Directions for this task - Wherever a line holds the string "Talk", copy that line.

Materials provided -
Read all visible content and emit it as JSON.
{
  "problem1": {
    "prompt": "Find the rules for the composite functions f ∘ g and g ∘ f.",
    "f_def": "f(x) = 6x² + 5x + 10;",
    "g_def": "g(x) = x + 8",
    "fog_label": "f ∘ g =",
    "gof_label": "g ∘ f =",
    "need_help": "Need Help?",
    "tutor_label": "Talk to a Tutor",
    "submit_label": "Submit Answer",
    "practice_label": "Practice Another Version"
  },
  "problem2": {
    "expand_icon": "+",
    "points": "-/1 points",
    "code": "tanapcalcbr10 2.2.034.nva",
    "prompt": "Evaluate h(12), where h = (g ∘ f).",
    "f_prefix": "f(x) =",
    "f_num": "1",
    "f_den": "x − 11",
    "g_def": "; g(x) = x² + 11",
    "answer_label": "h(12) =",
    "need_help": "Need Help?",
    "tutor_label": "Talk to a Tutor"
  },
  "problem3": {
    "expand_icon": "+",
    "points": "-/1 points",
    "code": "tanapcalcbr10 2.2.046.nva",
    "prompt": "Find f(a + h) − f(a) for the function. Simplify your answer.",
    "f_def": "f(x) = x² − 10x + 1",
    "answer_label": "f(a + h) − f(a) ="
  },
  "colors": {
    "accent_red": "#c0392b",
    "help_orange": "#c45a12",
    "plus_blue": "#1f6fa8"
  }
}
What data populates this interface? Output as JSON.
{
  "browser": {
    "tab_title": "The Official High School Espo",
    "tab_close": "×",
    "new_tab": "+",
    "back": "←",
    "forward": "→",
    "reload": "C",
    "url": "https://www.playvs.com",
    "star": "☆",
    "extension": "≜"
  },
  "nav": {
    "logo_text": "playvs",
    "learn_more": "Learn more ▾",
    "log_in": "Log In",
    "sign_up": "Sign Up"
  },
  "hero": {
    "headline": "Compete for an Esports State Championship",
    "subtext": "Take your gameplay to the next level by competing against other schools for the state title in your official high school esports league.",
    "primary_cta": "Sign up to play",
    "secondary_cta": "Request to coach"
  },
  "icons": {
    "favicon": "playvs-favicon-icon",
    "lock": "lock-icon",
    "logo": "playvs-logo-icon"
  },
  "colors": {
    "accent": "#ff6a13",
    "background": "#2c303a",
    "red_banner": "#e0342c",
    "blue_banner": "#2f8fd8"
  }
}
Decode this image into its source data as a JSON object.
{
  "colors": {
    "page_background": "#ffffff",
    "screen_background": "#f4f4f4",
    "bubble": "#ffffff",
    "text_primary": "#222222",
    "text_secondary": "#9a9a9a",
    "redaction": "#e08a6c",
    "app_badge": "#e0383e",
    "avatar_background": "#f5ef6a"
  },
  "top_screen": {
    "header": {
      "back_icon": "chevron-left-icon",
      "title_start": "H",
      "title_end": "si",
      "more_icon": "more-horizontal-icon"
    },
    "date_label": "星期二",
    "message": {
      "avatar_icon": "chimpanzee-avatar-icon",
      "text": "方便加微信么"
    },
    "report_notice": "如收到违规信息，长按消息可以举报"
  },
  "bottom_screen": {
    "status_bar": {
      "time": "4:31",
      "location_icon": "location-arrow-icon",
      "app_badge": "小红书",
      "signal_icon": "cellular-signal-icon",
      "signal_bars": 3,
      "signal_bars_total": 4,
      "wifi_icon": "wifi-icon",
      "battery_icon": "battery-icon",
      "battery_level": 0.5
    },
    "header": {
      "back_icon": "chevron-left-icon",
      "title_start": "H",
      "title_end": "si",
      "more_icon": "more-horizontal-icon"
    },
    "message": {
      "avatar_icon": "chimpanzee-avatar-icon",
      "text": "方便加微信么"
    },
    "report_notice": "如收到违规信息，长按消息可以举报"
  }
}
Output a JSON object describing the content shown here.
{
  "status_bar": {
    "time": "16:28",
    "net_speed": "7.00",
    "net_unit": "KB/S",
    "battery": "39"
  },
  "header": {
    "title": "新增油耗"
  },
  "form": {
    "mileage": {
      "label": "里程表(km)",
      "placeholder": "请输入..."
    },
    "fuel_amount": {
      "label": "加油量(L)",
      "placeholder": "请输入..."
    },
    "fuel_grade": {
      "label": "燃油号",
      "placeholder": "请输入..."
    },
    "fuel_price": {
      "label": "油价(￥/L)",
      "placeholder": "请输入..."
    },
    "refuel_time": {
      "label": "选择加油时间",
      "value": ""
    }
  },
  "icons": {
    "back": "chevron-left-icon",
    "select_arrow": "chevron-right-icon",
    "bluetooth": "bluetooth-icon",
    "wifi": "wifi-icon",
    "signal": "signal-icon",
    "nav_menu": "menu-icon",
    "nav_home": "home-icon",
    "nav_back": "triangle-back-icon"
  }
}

Problem solution -
    "tutor_label": "Talk to a Tutor",
    "tutor_label": "Talk to a Tutor"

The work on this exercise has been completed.